* _Supplied information_
--
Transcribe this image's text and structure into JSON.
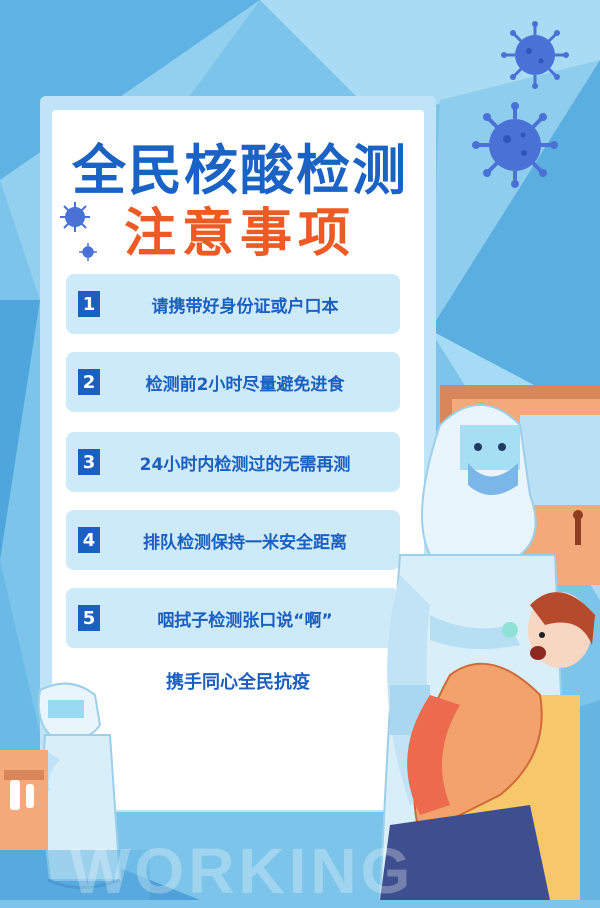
{
  "poster": {
    "title": "全民核酸检测",
    "subtitle": "注意事项",
    "items": [
      {
        "num": "1",
        "text": "请携带好身份证或户口本"
      },
      {
        "num": "2",
        "text": "检测前2小时尽量避免进食"
      },
      {
        "num": "3",
        "text": "24小时内检测过的无需再测"
      },
      {
        "num": "4",
        "text": "排队检测保持一米安全距离"
      },
      {
        "num": "5",
        "text": "咽拭子检测张口说“啊”"
      }
    ],
    "slogan": "携手同心全民抗疫",
    "watermark": "WORKING"
  },
  "colors": {
    "background": "#7cc4ea",
    "title": "#1a63c4",
    "subtitle": "#ee5a23",
    "item_bg": "#cdeaf8",
    "number_bg": "#1b5fc0",
    "virus": "#4a72d6"
  },
  "icons": [
    "virus-icon",
    "medical-worker-illustration",
    "patient-illustration",
    "door-illustration",
    "testing-booth-illustration"
  ]
}
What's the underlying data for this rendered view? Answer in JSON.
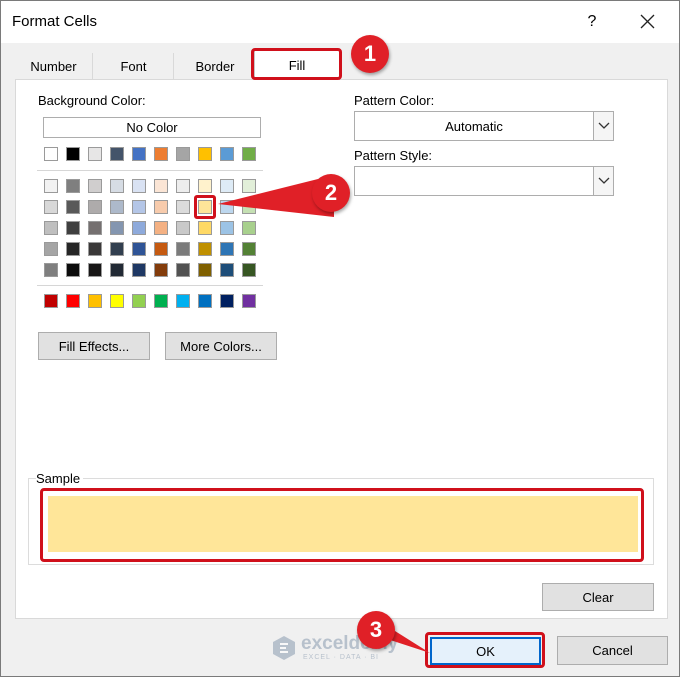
{
  "dialog": {
    "title": "Format Cells",
    "help_label": "?"
  },
  "tabs": [
    "Number",
    "Font",
    "Border",
    "Fill"
  ],
  "active_tab": "Fill",
  "fill": {
    "background_color_label": "Background Color:",
    "no_color_label": "No Color",
    "palette": {
      "theme_top_row": [
        "#ffffff",
        "#000000",
        "#e7e6e6",
        "#44546a",
        "#4472c4",
        "#ed7d31",
        "#a5a5a5",
        "#ffc000",
        "#5b9bd5",
        "#70ad47"
      ],
      "theme_shades": [
        [
          "#f2f2f2",
          "#7f7f7f",
          "#d0cece",
          "#d6dce4",
          "#d9e2f3",
          "#fbe5d5",
          "#ededed",
          "#fff2cc",
          "#deebf6",
          "#e2efd9"
        ],
        [
          "#d8d8d8",
          "#595959",
          "#aeabab",
          "#adb9ca",
          "#b4c6e7",
          "#f7cbac",
          "#dbdbdb",
          "#fee599",
          "#bdd7ee",
          "#c5e0b3"
        ],
        [
          "#bfbfbf",
          "#3f3f3f",
          "#757070",
          "#8496b0",
          "#8eaadb",
          "#f4b183",
          "#c9c9c9",
          "#ffd965",
          "#9cc3e5",
          "#a8d08d"
        ],
        [
          "#a5a5a5",
          "#262626",
          "#3a3838",
          "#323f4f",
          "#2f5496",
          "#c55a11",
          "#7b7b7b",
          "#bf9000",
          "#2e75b5",
          "#538135"
        ],
        [
          "#7f7f7f",
          "#0c0c0c",
          "#171616",
          "#222a35",
          "#1f3864",
          "#833c0b",
          "#525252",
          "#7f6000",
          "#1e4e79",
          "#375623"
        ]
      ],
      "standard_row": [
        "#c00000",
        "#ff0000",
        "#ffc000",
        "#ffff00",
        "#92d050",
        "#00b050",
        "#00b0f0",
        "#0070c0",
        "#002060",
        "#7030a0"
      ],
      "selected_color": "#fee599"
    },
    "fill_effects_label": "Fill Effects...",
    "more_colors_label": "More Colors...",
    "pattern_color_label": "Pattern Color:",
    "pattern_color_value": "Automatic",
    "pattern_style_label": "Pattern Style:",
    "pattern_style_value": "",
    "sample_label": "Sample",
    "sample_color": "#ffe699",
    "clear_label": "Clear"
  },
  "footer": {
    "ok_label": "OK",
    "cancel_label": "Cancel"
  },
  "annotations": {
    "step1": "1",
    "step2": "2",
    "step3": "3",
    "highlight_color": "#d0101b"
  },
  "watermark": {
    "name": "exceldemy",
    "tagline": "EXCEL · DATA · BI"
  }
}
--
* _What the task asks_
Start to finish, write out the data above exactly, omitting all pictures.

* _Task response_
Transcribe this image's text and structure into JSON.
{
  "poster": {
    "title": "全民核酸检测",
    "subtitle": "注意事项",
    "items": [
      {
        "num": "1",
        "text": "请携带好身份证或户口本"
      },
      {
        "num": "2",
        "text": "检测前2小时尽量避免进食"
      },
      {
        "num": "3",
        "text": "24小时内检测过的无需再测"
      },
      {
        "num": "4",
        "text": "排队检测保持一米安全距离"
      },
      {
        "num": "5",
        "text": "咽拭子检测张口说“啊”"
      }
    ],
    "slogan": "携手同心全民抗疫",
    "watermark": "WORKING"
  },
  "colors": {
    "background": "#7cc4ea",
    "title": "#1a63c4",
    "subtitle": "#ee5a23",
    "item_bg": "#cdeaf8",
    "number_bg": "#1b5fc0",
    "virus": "#4a72d6"
  },
  "icons": [
    "virus-icon",
    "medical-worker-illustration",
    "patient-illustration",
    "door-illustration",
    "testing-booth-illustration"
  ]
}
What's the underlying data for this rendered view? Answer in JSON.
{
  "dialog": {
    "title": "Format Cells",
    "help_label": "?"
  },
  "tabs": [
    "Number",
    "Font",
    "Border",
    "Fill"
  ],
  "active_tab": "Fill",
  "fill": {
    "background_color_label": "Background Color:",
    "no_color_label": "No Color",
    "palette": {
      "theme_top_row": [
        "#ffffff",
        "#000000",
        "#e7e6e6",
        "#44546a",
        "#4472c4",
        "#ed7d31",
        "#a5a5a5",
        "#ffc000",
        "#5b9bd5",
        "#70ad47"
      ],
      "theme_shades": [
        [
          "#f2f2f2",
          "#7f7f7f",
          "#d0cece",
          "#d6dce4",
          "#d9e2f3",
          "#fbe5d5",
          "#ededed",
          "#fff2cc",
          "#deebf6",
          "#e2efd9"
        ],
        [
          "#d8d8d8",
          "#595959",
          "#aeabab",
          "#adb9ca",
          "#b4c6e7",
          "#f7cbac",
          "#dbdbdb",
          "#fee599",
          "#bdd7ee",
          "#c5e0b3"
        ],
        [
          "#bfbfbf",
          "#3f3f3f",
          "#757070",
          "#8496b0",
          "#8eaadb",
          "#f4b183",
          "#c9c9c9",
          "#ffd965",
          "#9cc3e5",
          "#a8d08d"
        ],
        [
          "#a5a5a5",
          "#262626",
          "#3a3838",
          "#323f4f",
          "#2f5496",
          "#c55a11",
          "#7b7b7b",
          "#bf9000",
          "#2e75b5",
          "#538135"
        ],
        [
          "#7f7f7f",
          "#0c0c0c",
          "#171616",
          "#222a35",
          "#1f3864",
          "#833c0b",
          "#525252",
          "#7f6000",
          "#1e4e79",
          "#375623"
        ]
      ],
      "standard_row": [
        "#c00000",
        "#ff0000",
        "#ffc000",
        "#ffff00",
        "#92d050",
        "#00b050",
        "#00b0f0",
        "#0070c0",
        "#002060",
        "#7030a0"
      ],
      "selected_color": "#fee599"
    },
    "fill_effects_label": "Fill Effects...",
    "more_colors_label": "More Colors...",
    "pattern_color_label": "Pattern Color:",
    "pattern_color_value": "Automatic",
    "pattern_style_label": "Pattern Style:",
    "pattern_style_value": "",
    "sample_label": "Sample",
    "sample_color": "#ffe699",
    "clear_label": "Clear"
  },
  "footer": {
    "ok_label": "OK",
    "cancel_label": "Cancel"
  },
  "annotations": {
    "step1": "1",
    "step2": "2",
    "step3": "3",
    "highlight_color": "#d0101b"
  },
  "watermark": {
    "name": "exceldemy",
    "tagline": "EXCEL · DATA · BI"
  }
}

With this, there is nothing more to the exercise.